— Start of Input records —
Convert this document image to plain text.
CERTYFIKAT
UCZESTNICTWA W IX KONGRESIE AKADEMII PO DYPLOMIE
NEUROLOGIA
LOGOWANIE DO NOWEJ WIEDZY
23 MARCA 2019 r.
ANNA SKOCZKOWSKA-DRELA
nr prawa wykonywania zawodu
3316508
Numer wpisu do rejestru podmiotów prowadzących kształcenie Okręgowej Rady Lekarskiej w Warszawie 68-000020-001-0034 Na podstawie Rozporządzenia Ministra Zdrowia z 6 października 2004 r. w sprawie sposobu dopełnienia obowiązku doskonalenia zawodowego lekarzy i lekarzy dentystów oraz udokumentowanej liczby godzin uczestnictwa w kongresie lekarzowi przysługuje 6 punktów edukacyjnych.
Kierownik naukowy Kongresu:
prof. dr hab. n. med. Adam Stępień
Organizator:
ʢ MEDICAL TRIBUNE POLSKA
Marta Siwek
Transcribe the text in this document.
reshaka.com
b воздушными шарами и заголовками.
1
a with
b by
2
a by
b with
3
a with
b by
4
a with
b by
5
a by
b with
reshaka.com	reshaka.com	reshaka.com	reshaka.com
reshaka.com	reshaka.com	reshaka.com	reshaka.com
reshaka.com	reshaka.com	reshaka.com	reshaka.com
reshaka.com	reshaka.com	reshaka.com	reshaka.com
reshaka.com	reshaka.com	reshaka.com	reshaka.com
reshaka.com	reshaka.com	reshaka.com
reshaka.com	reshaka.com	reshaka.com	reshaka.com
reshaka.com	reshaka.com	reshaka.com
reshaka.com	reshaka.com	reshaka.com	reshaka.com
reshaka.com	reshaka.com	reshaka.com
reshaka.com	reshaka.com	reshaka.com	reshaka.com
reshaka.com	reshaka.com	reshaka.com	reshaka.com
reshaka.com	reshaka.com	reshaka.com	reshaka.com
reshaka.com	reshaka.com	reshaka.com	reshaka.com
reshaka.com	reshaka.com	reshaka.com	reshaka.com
— End of Input records —
> _Exercise objective_: From the listing above, collect every line that mentions the word "text".

> _Output of the exercise_:
Convert this document image to plain text.
Transcribe the text in this document.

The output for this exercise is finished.